Quote the listing below in its entirety, omitting every image.

________

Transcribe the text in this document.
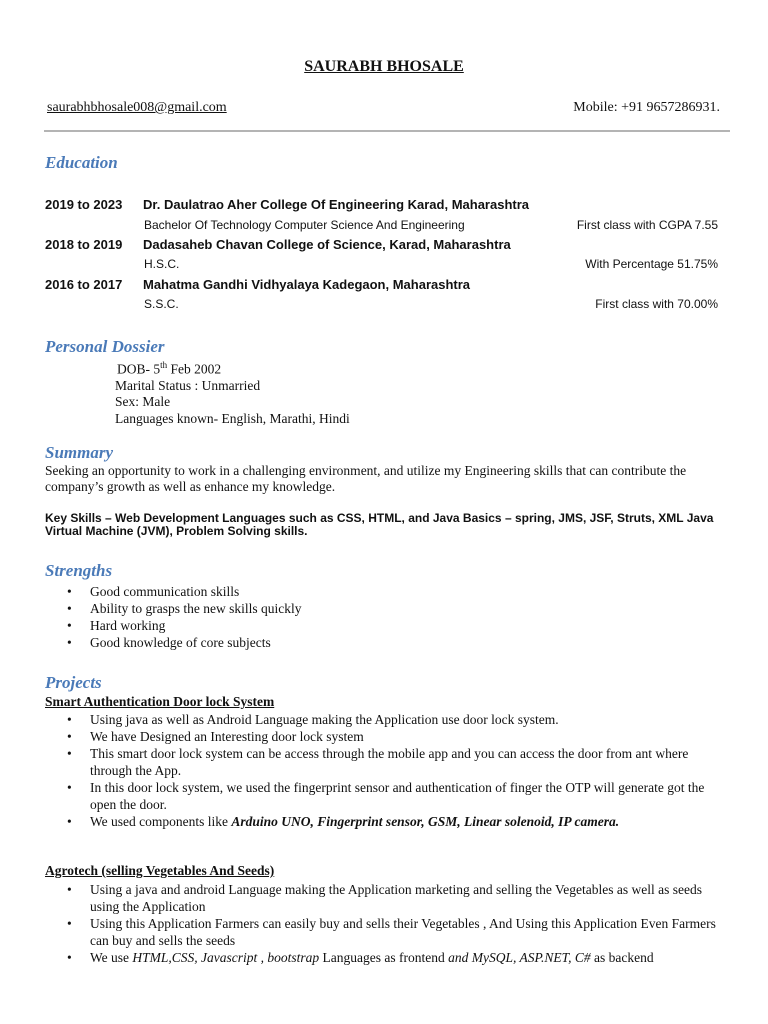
SAURABH BHOSALE
saurabhbhosale008@gmail.com	Mobile: +91 9657286931.
Education
2019 to 2023 Dr. Daulatrao Aher College Of Engineering Karad, Maharashtra
Bachelor Of Technology Computer Science And Engineering	First class with CGPA 7.55
2018 to 2019 Dadasaheb Chavan College of Science, Karad, Maharashtra
H.S.C.	With Percentage 51.75%
2016 to 2017 Mahatma Gandhi Vidhyalaya Kadegaon, Maharashtra
S.S.C.	First class with 70.00%
Personal Dossier
DOB- 5th Feb 2002
Marital Status : Unmarried
Sex: Male
Languages known- English, Marathi, Hindi
Summary
Seeking an opportunity to work in a challenging environment, and utilize my Engineering skills that can contribute the company’s growth as well as enhance my knowledge.
Key Skills – Web Development Languages such as CSS, HTML, and Java Basics – spring, JMS, JSF, Struts, XML Java Virtual Machine (JVM), Problem Solving skills.
Strengths
• Good communication skills
• Ability to grasps the new skills quickly
• Hard working
• Good knowledge of core subjects
Projects
Smart Authentication Door lock System
• Using java as well as Android Language making the Application use door lock system.
• We have Designed an Interesting door lock system
• This smart door lock system can be access through the mobile app and you can access the door from ant where through the App.
• In this door lock system, we used the fingerprint sensor and authentication of finger the OTP will generate got the open the door.
• We used components like Arduino UNO, Fingerprint sensor, GSM, Linear solenoid, IP camera.
Agrotech (selling Vegetables And Seeds)
• Using a java and android Language making the Application marketing and selling the Vegetables as well as seeds using the Application
• Using this Application Farmers can easily buy and sells their Vegetables , And Using this Application Even Farmers can buy and sells the seeds
• We use HTML,CSS, Javascript , bootstrap Languages as frontend and MySQL, ASP.NET, C# as backend
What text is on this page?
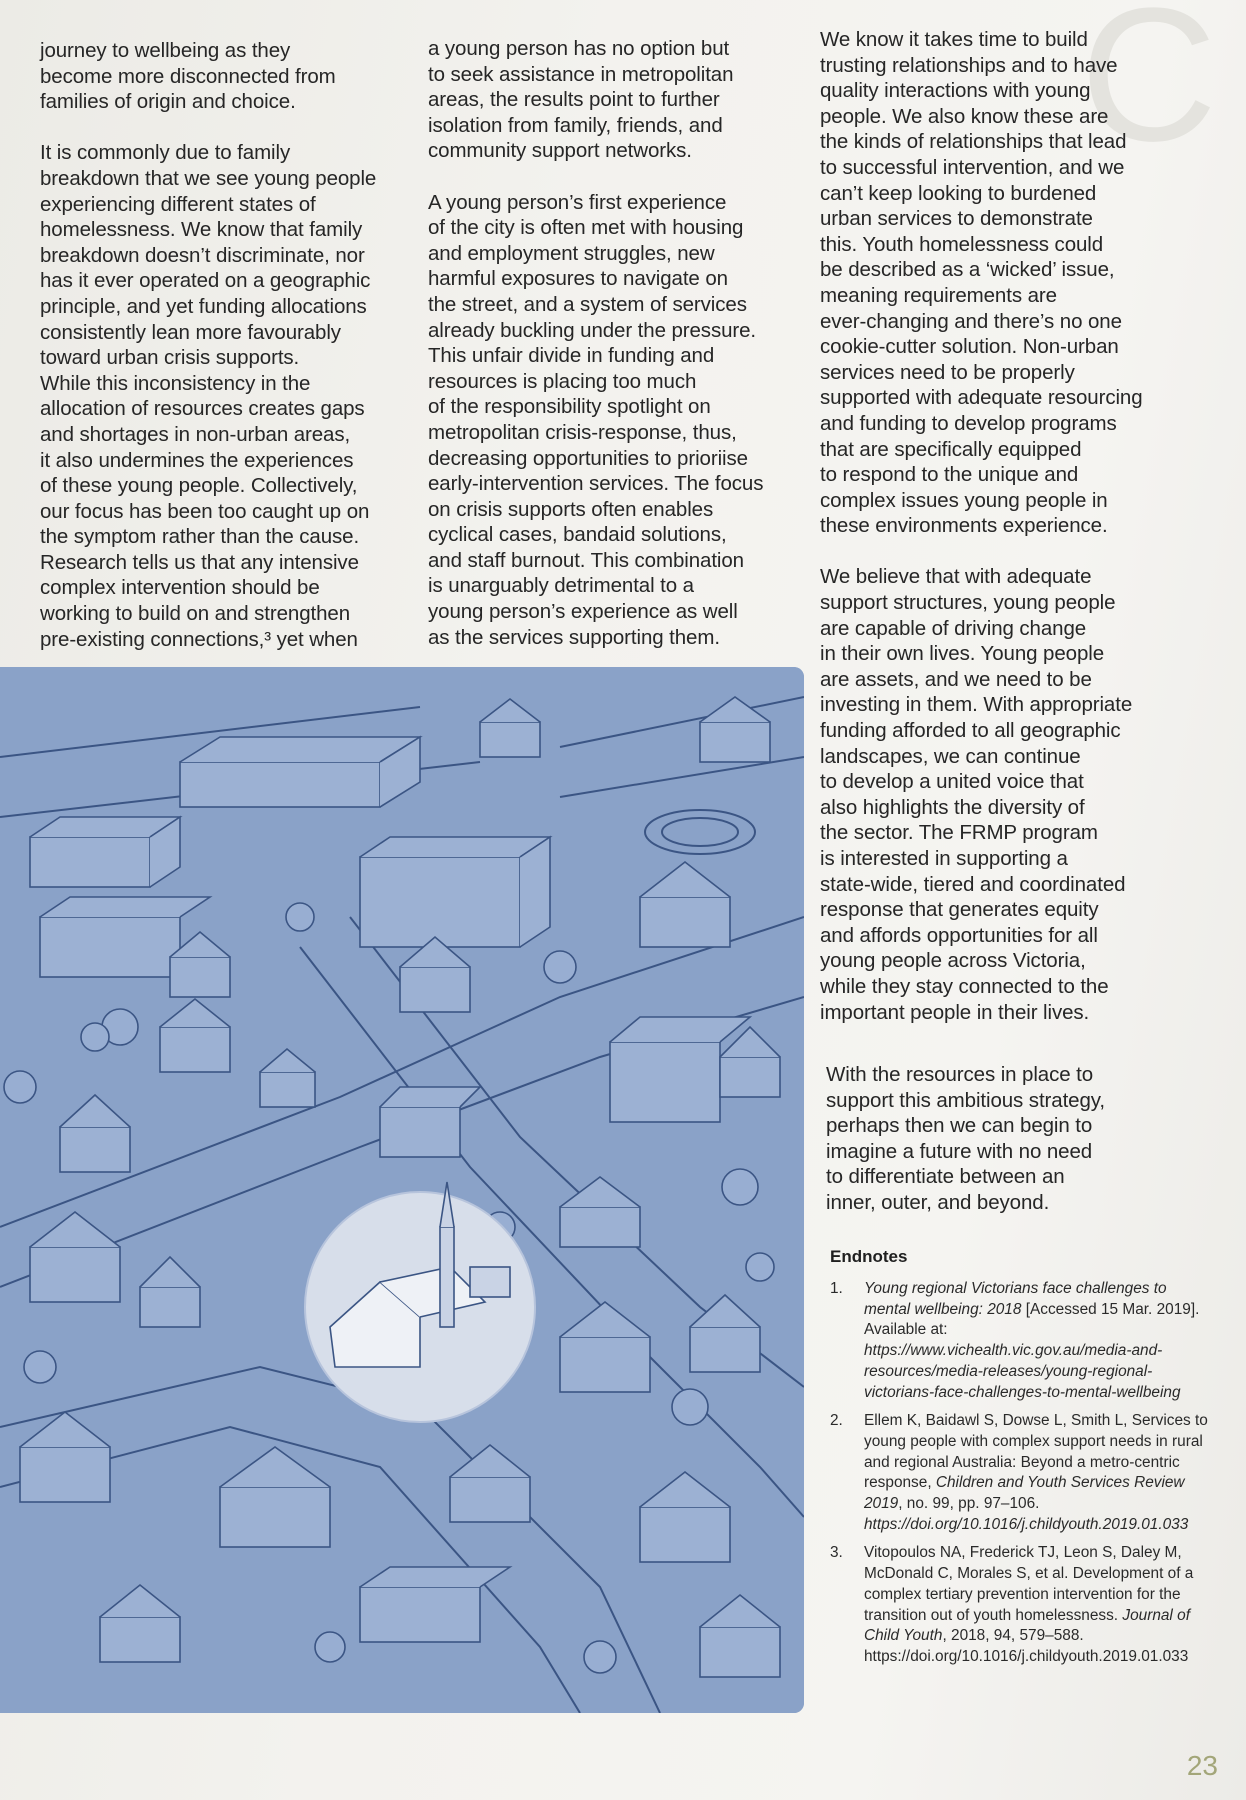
C

journey to wellbeing as they
become more disconnected from
families of origin and choice.

It is commonly due to family
breakdown that we see young people
experiencing different states of
homelessness. We know that family
breakdown doesn’t discriminate, nor
has it ever operated on a geographic
principle, and yet funding allocations
consistently lean more favourably
toward urban crisis supports.
While this inconsistency in the
allocation of resources creates gaps
and shortages in non-urban areas,
it also undermines the experiences
of these young people. Collectively,
our focus has been too caught up on
the symptom rather than the cause.
Research tells us that any intensive
complex intervention should be
working to build on and strengthen
pre-existing connections,³ yet when

a young person has no option but
to seek assistance in metropolitan
areas, the results point to further
isolation from family, friends, and
community support networks.

A young person’s first experience
of the city is often met with housing
and employment struggles, new
harmful exposures to navigate on
the street, and a system of services
already buckling under the pressure.
This unfair divide in funding and
resources is placing too much
of the responsibility spotlight on
metropolitan crisis-response, thus,
decreasing opportunities to prioriise
early-intervention services. The focus
on crisis supports often enables
cyclical cases, bandaid solutions,
and staff burnout. This combination
is unarguably detrimental to a
young person’s experience as well
as the services supporting them.

We know it takes time to build
trusting relationships and to have
quality interactions with young
people. We also know these are
the kinds of relationships that lead
to successful intervention, and we
can’t keep looking to burdened
urban services to demonstrate
this. Youth homelessness could
be described as a ‘wicked’ issue,
meaning requirements are
ever-changing and there’s no one
cookie-cutter solution. Non-urban
services need to be properly
supported with adequate resourcing
and funding to develop programs
that are specifically equipped
to respond to the unique and
complex issues young people in
these environments experience.

We believe that with adequate
support structures, young people
are capable of driving change
in their own lives. Young people
are assets, and we need to be
investing in them. With appropriate
funding afforded to all geographic
landscapes, we can continue
to develop a united voice that
also highlights the diversity of
the sector. The FRMP program
is interested in supporting a
state-wide, tiered and coordinated
response that generates equity
and affords opportunities for all
young people across Victoria,
while they stay connected to the
important people in their lives.

With the resources in place to
support this ambitious strategy,
perhaps then we can begin to
imagine a future with no need
to differentiate between an
inner, outer, and beyond.

Endnotes
1. Young regional Victorians face challenges to mental wellbeing: 2018 [Accessed 15 Mar. 2019]. Available at: https://www.vichealth.vic.gov.au/media-and-resources/media-releases/young-regional-victorians-face-challenges-to-mental-wellbeing
2. Ellem K, Baidawl S, Dowse L, Smith L, Services to young people with complex support needs in rural and regional Australia: Beyond a metro-centric response, Children and Youth Services Review 2019, no. 99, pp. 97–106. https://doi.org/10.1016/j.childyouth.2019.01.033
3. Vitopoulos NA, Frederick TJ, Leon S, Daley M, McDonald C, Morales S, et al. Development of a complex tertiary prevention intervention for the transition out of youth homelessness. Journal of Child Youth, 2018, 94, 579–588. https://doi.org/10.1016/j.childyouth.2019.01.033
23
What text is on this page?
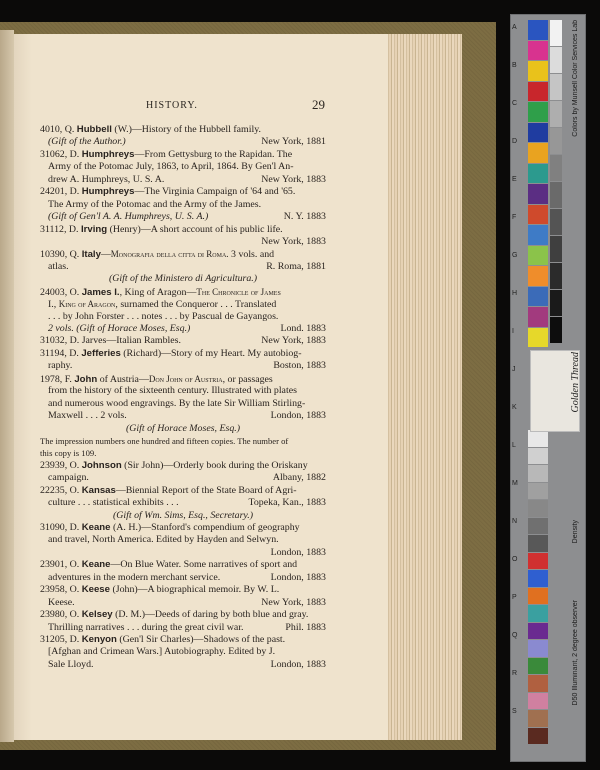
HISTORY.	29
4010, Q. Hubbell (W.)—History of the Hubbell family.
(Gift of the Author.)	New York, 1881
31062, D. Humphreys—From Gettysburg to the Rapidan. The
Army of the Potomac July, 1863, to April, 1864. By Gen'l An-
drew A. Humphreys, U. S. A.	New York, 1883
24201, D. Humphreys—The Virginia Campaign of '64 and '65.
The Army of the Potomac and the Army of the James.
(Gift of Gen'l A. A. Humphreys, U. S. A.)	N. Y. 1883
31112, D. Irving (Henry)—A short account of his public life.
New York, 1883
10390, Q. Italy—Monografia della citta di Roma. 3 vols. and
atlas.	R. Roma, 1881
(Gift of the Ministero di Agricultura.)
24003, O. James I., King of Aragon—The Chronicle of James
I., King of Aragon, surnamed the Conqueror . . . Translated
. . . by John Forster . . . notes . . . by Pascual de Gayangos.
2 vols. (Gift of Horace Moses, Esq.)	Lond. 1883
31032, D. Jarves—Italian Rambles.	New York, 1883
31194, D. Jefferies (Richard)—Story of my Heart. My autobiog-
raphy.	Boston, 1883
1978, F. John of Austria—Don John of Austria, or passages
from the history of the sixteenth century. Illustrated with plates
and numerous wood engravings. By the late Sir William Stirling-
Maxwell . . . 2 vols.	London, 1883
(Gift of Horace Moses, Esq.)
The impression numbers one hundred and fifteen copies. The number of
this copy is 109.
23939, O. Johnson (Sir John)—Orderly book during the Oriskany
campaign.	Albany, 1882
22235, O. Kansas—Biennial Report of the State Board of Agri-
culture . . . statistical exhibits . . .	Topeka, Kan., 1883
(Gift of Wm. Sims, Esq., Secretary.)
31090, D. Keane (A. H.)—Stanford's compendium of geography
and travel, North America. Edited by Hayden and Selwyn.
London, 1883
23901, O. Keane—On Blue Water. Some narratives of sport and
adventures in the modern merchant service.	London, 1883
23958, O. Keese (John)—A biographical memoir. By W. L.
Keese.	New York, 1883
23980, O. Kelsey (D. M.)—Deeds of daring by both blue and gray.
Thrilling narratives . . . during the great civil war.	Phil. 1883
31205, D. Kenyon (Gen'l Sir Charles)—Shadows of the past.
[Afghan and Crimean Wars.] Autobiography. Edited by J.
Sale Lloyd.	London, 1883
A
B
C
D
E
F
G
H
I
J
K
L
M
N
O
P
Q
R
S
Golden Thread
Colors by Munsell Color Services Lab
Density
D50 Illuminant, 2 degree observer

________

- **EXERCISE ANSWER**:
Transcribe the text in this document.
SAURABH BHOSALE
saurabhbhosale008@gmail.com	Mobile: +91 9657286931.
Education
2019 to 2023 Dr. Daulatrao Aher College Of Engineering Karad, Maharashtra
Bachelor Of Technology Computer Science And Engineering	First class with CGPA 7.55
2018 to 2019 Dadasaheb Chavan College of Science, Karad, Maharashtra
H.S.C.	With Percentage 51.75%
2016 to 2017 Mahatma Gandhi Vidhyalaya Kadegaon, Maharashtra
S.S.C.	First class with 70.00%
Personal Dossier
DOB- 5th Feb 2002
Marital Status : Unmarried
Sex: Male
Languages known- English, Marathi, Hindi
Summary
Seeking an opportunity to work in a challenging environment, and utilize my Engineering skills that can contribute the company’s growth as well as enhance my knowledge.
Key Skills – Web Development Languages such as CSS, HTML, and Java Basics – spring, JMS, JSF, Struts, XML Java Virtual Machine (JVM), Problem Solving skills.
Strengths
• Good communication skills
• Ability to grasps the new skills quickly
• Hard working
• Good knowledge of core subjects
Projects
Smart Authentication Door lock System
• Using java as well as Android Language making the Application use door lock system.
• We have Designed an Interesting door lock system
• This smart door lock system can be access through the mobile app and you can access the door from ant where through the App.
• In this door lock system, we used the fingerprint sensor and authentication of finger the OTP will generate got the open the door.
• We used components like Arduino UNO, Fingerprint sensor, GSM, Linear solenoid, IP camera.
Agrotech (selling Vegetables And Seeds)
• Using a java and android Language making the Application marketing and selling the Vegetables as well as seeds using the Application
• Using this Application Farmers can easily buy and sells their Vegetables , And Using this Application Even Farmers can buy and sells the seeds
• We use HTML,CSS, Javascript , bootstrap Languages as frontend and MySQL, ASP.NET, C# as backend
What text is on this page?
C

journey to wellbeing as they
become more disconnected from
families of origin and choice.

It is commonly due to family
breakdown that we see young people
experiencing different states of
homelessness. We know that family
breakdown doesn’t discriminate, nor
has it ever operated on a geographic
principle, and yet funding allocations
consistently lean more favourably
toward urban crisis supports.
While this inconsistency in the
allocation of resources creates gaps
and shortages in non-urban areas,
it also undermines the experiences
of these young people. Collectively,
our focus has been too caught up on
the symptom rather than the cause.
Research tells us that any intensive
complex intervention should be
working to build on and strengthen
pre-existing connections,³ yet when

a young person has no option but
to seek assistance in metropolitan
areas, the results point to further
isolation from family, friends, and
community support networks.

A young person’s first experience
of the city is often met with housing
and employment struggles, new
harmful exposures to navigate on
the street, and a system of services
already buckling under the pressure.
This unfair divide in funding and
resources is placing too much
of the responsibility spotlight on
metropolitan crisis-response, thus,
decreasing opportunities to prioriise
early-intervention services. The focus
on crisis supports often enables
cyclical cases, bandaid solutions,
and staff burnout. This combination
is unarguably detrimental to a
young person’s experience as well
as the services supporting them.

We know it takes time to build
trusting relationships and to have
quality interactions with young
people. We also know these are
the kinds of relationships that lead
to successful intervention, and we
can’t keep looking to burdened
urban services to demonstrate
this. Youth homelessness could
be described as a ‘wicked’ issue,
meaning requirements are
ever-changing and there’s no one
cookie-cutter solution. Non-urban
services need to be properly
supported with adequate resourcing
and funding to develop programs
that are specifically equipped
to respond to the unique and
complex issues young people in
these environments experience.

We believe that with adequate
support structures, young people
are capable of driving change
in their own lives. Young people
are assets, and we need to be
investing in them. With appropriate
funding afforded to all geographic
landscapes, we can continue
to develop a united voice that
also highlights the diversity of
the sector. The FRMP program
is interested in supporting a
state-wide, tiered and coordinated
response that generates equity
and affords opportunities for all
young people across Victoria,
while they stay connected to the
important people in their lives.

With the resources in place to
support this ambitious strategy,
perhaps then we can begin to
imagine a future with no need
to differentiate between an
inner, outer, and beyond.

Endnotes
1. Young regional Victorians face challenges to mental wellbeing: 2018 [Accessed 15 Mar. 2019]. Available at: https://www.vichealth.vic.gov.au/media-and-resources/media-releases/young-regional-victorians-face-challenges-to-mental-wellbeing
2. Ellem K, Baidawl S, Dowse L, Smith L, Services to young people with complex support needs in rural and regional Australia: Beyond a metro-centric response, Children and Youth Services Review 2019, no. 99, pp. 97–106. https://doi.org/10.1016/j.childyouth.2019.01.033
3. Vitopoulos NA, Frederick TJ, Leon S, Daley M, McDonald C, Morales S, et al. Development of a complex tertiary prevention intervention for the transition out of youth homelessness. Journal of Child Youth, 2018, 94, 579–588. https://doi.org/10.1016/j.childyouth.2019.01.033
23
What text is on this page?
HISTORY.	29
4010, Q. Hubbell (W.)—History of the Hubbell family.
(Gift of the Author.)	New York, 1881
31062, D. Humphreys—From Gettysburg to the Rapidan. The
Army of the Potomac July, 1863, to April, 1864. By Gen'l An-
drew A. Humphreys, U. S. A.	New York, 1883
24201, D. Humphreys—The Virginia Campaign of '64 and '65.
The Army of the Potomac and the Army of the James.
(Gift of Gen'l A. A. Humphreys, U. S. A.)	N. Y. 1883
31112, D. Irving (Henry)—A short account of his public life.
New York, 1883
10390, Q. Italy—Monografia della citta di Roma. 3 vols. and
atlas.	R. Roma, 1881
(Gift of the Ministero di Agricultura.)
24003, O. James I., King of Aragon—The Chronicle of James
I., King of Aragon, surnamed the Conqueror . . . Translated
. . . by John Forster . . . notes . . . by Pascual de Gayangos.
2 vols. (Gift of Horace Moses, Esq.)	Lond. 1883
31032, D. Jarves—Italian Rambles.	New York, 1883
31194, D. Jefferies (Richard)—Story of my Heart. My autobiog-
raphy.	Boston, 1883
1978, F. John of Austria—Don John of Austria, or passages
from the history of the sixteenth century. Illustrated with plates
and numerous wood engravings. By the late Sir William Stirling-
Maxwell . . . 2 vols.	London, 1883
(Gift of Horace Moses, Esq.)
The impression numbers one hundred and fifteen copies. The number of
this copy is 109.
23939, O. Johnson (Sir John)—Orderly book during the Oriskany
campaign.	Albany, 1882
22235, O. Kansas—Biennial Report of the State Board of Agri-
culture . . . statistical exhibits . . .	Topeka, Kan., 1883
(Gift of Wm. Sims, Esq., Secretary.)
31090, D. Keane (A. H.)—Stanford's compendium of geography
and travel, North America. Edited by Hayden and Selwyn.
London, 1883
23901, O. Keane—On Blue Water. Some narratives of sport and
adventures in the modern merchant service.	London, 1883
23958, O. Keese (John)—A biographical memoir. By W. L.
Keese.	New York, 1883
23980, O. Kelsey (D. M.)—Deeds of daring by both blue and gray.
Thrilling narratives . . . during the great civil war.	Phil. 1883
31205, D. Kenyon (Gen'l Sir Charles)—Shadows of the past.
[Afghan and Crimean Wars.] Autobiography. Edited by J.
Sale Lloyd.	London, 1883
A
B
C
D
E
F
G
H
I
J
K
L
M
N
O
P
Q
R
S
Golden Thread
Colors by Munsell Color Services Lab
Density
D50 Illuminant, 2 degree observer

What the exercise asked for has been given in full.